Nouvelles perspectives sur les moyens de paiement
Le futur des titres de transport semble se dessiner clairement. Ainsi la vente de titres à bord est en voie de disparition, laissant place aux systèmes sans espèces pour optimiser les coûts et améliorer la vitesse commerciale. Cependant, l’intégration des systèmes de paiement « Open-Loop » (lier un titre de transport immatériel au moyen de paiement) reste un sujet ouvert, nécessitant encore des débats et des développements.
L’électrification des flottes
Bien que cruciale pour atteindre les objectifs climatiques des entreprises de transport, l’électrification des flottes n’a occupé qu’une petite partie des conférences. Le sujet semble complexe et impacte fortement l’écosystème informatique global des entreprises : planification devant tenir compte de la capacité des batteries (qui change en fonction de la météo), gestion des points de recharge, optimisation des coûts de l’énergie, …
De nombreux défis qui vont forcément mener à une accélération de la digitalisation des transports publics.

→ **TÂCHES ET EXERCICES**
[1] D'après l'extrait, quel mode de vente des titres de transport est en voie de disparition ?
[2] Reproduisez le passage de l'extrait qui commence aux mots « Nouvelles perspectives sur » et s'arrête après les mots « et des développements. ».
Les lignes de données n'ont aucun lien avec l'extrait.

→ **EXTRAITS DE DONNÉES**
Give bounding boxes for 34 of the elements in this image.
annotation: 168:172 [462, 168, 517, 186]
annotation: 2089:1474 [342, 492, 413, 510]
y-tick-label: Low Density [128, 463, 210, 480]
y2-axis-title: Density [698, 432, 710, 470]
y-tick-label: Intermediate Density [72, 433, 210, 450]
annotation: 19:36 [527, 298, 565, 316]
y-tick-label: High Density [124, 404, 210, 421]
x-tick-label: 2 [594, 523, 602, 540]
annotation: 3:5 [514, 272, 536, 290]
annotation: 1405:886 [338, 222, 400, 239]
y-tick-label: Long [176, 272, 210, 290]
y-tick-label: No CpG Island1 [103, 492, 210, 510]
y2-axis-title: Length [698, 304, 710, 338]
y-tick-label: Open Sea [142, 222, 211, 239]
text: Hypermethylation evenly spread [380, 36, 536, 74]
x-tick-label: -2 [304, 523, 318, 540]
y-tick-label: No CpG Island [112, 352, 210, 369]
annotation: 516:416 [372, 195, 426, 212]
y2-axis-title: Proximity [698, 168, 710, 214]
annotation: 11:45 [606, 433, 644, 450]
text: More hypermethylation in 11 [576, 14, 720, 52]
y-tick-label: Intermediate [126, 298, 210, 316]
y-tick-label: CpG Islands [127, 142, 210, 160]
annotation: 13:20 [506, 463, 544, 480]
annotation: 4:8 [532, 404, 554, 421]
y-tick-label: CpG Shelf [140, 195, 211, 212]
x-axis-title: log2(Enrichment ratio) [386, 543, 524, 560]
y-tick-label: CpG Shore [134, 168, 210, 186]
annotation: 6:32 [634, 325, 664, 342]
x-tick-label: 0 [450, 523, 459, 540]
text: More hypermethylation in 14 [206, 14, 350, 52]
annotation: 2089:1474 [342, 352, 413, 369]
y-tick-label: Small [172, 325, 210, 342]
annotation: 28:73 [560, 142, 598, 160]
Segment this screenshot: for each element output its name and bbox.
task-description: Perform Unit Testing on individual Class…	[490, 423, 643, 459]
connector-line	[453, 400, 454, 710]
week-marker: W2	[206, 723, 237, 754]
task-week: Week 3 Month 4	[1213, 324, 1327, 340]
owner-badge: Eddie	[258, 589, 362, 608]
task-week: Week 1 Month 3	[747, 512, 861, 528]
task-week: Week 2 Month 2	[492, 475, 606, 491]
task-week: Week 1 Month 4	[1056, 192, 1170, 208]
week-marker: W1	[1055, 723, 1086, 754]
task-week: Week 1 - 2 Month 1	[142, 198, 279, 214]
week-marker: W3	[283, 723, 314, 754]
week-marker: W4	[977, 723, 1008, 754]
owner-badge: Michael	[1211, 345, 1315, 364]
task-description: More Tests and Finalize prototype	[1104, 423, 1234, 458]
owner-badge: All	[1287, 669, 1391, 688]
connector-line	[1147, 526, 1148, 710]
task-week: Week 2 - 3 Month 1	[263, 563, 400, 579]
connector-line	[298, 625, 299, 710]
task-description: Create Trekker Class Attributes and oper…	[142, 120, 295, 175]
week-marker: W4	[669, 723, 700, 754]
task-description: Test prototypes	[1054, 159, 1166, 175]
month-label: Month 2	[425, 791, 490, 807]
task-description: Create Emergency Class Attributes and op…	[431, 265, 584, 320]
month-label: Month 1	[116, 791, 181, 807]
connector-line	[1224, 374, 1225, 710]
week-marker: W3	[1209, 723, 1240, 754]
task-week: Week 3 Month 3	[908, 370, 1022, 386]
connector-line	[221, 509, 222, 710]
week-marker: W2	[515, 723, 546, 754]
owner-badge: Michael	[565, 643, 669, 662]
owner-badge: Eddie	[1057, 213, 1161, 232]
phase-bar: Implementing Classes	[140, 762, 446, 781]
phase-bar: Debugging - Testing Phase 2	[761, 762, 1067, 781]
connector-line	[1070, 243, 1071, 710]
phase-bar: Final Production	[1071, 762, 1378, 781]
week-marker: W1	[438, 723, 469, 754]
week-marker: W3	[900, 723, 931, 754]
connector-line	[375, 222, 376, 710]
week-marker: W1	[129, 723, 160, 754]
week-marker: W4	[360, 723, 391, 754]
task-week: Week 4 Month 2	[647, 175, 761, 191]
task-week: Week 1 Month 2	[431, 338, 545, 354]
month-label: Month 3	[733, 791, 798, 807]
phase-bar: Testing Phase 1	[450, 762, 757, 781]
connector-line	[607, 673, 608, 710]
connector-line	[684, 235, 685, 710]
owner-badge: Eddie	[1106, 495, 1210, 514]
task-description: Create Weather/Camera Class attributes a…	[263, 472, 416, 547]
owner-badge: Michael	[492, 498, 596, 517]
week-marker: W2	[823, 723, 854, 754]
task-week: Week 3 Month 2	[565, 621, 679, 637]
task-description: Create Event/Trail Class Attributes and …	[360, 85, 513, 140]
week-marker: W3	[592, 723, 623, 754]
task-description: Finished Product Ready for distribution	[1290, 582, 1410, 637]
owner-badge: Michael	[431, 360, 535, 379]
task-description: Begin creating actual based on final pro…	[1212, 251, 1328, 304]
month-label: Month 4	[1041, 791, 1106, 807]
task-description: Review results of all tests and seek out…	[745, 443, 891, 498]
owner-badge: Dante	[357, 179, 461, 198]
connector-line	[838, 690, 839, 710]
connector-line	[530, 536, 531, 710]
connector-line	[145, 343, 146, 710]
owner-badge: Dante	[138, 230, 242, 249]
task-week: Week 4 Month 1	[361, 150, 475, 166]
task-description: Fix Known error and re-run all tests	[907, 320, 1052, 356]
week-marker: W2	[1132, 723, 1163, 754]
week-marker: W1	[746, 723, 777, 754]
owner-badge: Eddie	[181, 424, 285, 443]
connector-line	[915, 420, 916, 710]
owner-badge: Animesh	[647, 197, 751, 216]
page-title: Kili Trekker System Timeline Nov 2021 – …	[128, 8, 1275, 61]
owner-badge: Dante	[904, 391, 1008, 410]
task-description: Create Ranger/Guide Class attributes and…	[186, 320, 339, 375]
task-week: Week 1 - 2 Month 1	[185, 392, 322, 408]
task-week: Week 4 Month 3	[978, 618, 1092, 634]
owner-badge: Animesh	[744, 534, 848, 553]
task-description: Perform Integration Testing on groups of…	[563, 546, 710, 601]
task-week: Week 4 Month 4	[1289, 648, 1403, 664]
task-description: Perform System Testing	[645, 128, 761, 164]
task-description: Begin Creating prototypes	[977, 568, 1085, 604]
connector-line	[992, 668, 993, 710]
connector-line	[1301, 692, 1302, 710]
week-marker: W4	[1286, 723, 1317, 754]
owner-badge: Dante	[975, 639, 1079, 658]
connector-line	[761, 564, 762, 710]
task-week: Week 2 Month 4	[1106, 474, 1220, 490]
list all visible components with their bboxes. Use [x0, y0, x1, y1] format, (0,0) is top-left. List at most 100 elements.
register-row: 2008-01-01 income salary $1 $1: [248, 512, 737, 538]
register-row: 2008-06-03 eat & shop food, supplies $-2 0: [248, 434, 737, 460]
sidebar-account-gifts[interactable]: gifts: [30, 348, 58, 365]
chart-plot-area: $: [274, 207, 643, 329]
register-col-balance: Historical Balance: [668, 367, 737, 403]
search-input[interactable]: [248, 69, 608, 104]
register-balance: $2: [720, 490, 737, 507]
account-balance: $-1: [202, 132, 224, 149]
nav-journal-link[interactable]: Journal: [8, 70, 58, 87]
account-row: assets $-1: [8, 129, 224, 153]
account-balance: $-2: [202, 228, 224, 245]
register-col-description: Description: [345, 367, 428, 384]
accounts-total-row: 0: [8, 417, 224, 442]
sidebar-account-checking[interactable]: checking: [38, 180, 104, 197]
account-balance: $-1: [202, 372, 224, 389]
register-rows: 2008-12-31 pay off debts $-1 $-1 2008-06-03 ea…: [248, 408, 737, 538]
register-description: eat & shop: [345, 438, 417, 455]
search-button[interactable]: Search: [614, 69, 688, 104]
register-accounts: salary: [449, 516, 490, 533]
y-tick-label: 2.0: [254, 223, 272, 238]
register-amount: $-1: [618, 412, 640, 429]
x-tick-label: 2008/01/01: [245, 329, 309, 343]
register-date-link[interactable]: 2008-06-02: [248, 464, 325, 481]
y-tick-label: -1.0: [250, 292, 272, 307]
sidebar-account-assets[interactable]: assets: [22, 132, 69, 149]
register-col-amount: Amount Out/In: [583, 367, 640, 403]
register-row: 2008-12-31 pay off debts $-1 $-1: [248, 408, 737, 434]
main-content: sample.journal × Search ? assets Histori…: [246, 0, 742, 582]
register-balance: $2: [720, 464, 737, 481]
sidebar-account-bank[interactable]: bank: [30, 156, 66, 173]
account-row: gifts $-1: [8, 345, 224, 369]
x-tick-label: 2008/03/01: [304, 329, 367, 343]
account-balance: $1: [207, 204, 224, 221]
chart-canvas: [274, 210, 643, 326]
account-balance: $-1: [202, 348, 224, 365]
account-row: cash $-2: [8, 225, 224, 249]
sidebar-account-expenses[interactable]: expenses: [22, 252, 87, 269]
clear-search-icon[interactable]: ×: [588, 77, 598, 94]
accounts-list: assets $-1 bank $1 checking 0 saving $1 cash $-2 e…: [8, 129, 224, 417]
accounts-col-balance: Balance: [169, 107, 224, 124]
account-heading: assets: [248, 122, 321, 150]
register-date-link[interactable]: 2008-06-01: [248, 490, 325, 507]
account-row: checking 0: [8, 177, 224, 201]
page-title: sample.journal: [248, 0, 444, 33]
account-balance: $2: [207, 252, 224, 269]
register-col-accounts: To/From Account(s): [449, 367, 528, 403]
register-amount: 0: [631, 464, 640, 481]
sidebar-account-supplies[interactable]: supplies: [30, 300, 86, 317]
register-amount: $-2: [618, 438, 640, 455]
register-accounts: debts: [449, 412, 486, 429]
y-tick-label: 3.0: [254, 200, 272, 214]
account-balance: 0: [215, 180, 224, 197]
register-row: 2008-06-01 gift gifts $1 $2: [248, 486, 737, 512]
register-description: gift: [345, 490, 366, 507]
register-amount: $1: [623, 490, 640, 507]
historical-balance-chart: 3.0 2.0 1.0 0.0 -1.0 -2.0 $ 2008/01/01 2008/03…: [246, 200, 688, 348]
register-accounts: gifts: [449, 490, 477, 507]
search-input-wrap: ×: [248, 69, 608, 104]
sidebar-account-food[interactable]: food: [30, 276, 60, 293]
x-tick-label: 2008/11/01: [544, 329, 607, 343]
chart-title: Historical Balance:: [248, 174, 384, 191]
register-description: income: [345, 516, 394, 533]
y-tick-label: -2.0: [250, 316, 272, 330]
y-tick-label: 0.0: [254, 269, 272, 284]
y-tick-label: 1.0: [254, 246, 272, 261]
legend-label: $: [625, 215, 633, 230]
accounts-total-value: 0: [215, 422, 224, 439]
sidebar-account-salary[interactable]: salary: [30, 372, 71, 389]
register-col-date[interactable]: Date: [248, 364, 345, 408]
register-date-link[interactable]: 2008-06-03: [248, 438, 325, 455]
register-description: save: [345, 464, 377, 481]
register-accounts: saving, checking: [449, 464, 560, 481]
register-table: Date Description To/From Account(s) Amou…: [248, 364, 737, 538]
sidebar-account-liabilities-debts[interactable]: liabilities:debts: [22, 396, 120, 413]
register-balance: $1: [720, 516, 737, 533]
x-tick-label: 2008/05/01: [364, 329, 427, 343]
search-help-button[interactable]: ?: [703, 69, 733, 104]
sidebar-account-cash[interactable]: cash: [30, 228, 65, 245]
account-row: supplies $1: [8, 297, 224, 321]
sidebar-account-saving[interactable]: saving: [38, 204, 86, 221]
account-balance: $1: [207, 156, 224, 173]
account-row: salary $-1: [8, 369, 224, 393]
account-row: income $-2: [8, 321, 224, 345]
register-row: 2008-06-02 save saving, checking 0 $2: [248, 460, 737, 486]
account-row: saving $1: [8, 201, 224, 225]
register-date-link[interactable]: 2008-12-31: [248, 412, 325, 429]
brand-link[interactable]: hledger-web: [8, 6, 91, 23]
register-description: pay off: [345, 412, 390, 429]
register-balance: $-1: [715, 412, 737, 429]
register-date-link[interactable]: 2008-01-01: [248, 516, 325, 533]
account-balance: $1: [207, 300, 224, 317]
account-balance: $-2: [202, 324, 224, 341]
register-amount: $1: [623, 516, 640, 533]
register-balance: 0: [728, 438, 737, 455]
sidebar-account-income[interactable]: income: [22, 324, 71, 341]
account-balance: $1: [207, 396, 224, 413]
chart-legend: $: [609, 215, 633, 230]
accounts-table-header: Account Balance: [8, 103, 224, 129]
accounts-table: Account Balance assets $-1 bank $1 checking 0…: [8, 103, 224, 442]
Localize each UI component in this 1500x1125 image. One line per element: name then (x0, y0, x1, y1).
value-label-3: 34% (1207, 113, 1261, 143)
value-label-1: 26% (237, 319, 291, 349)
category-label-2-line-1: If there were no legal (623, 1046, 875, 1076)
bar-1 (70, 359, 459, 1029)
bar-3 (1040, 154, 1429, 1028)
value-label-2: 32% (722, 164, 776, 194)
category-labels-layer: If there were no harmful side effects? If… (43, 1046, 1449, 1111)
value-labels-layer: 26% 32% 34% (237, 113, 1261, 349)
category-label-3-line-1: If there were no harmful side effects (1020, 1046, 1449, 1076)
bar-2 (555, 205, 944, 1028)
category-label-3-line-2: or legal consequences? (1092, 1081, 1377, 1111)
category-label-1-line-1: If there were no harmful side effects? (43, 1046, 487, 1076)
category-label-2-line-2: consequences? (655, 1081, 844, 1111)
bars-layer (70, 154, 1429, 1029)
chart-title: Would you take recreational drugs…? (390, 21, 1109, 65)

→ **RÉPONSES**
[1] La vente de titres à bord.

[2]
Nouvelles perspectives sur les moyens de paiement
Le futur des titres de transport semble se dessiner clairement. Ainsi la vente de titres à bord est en voie de disparition, laissant place aux systèmes sans espèces pour optimiser les coûts et améliorer la vitesse commerciale. Cependant, l’intégration des systèmes de paiement « Open-Loop » (lier un titre de transport immatériel au moyen de paiement) reste un sujet ouvert, nécessitant encore des débats et des développements.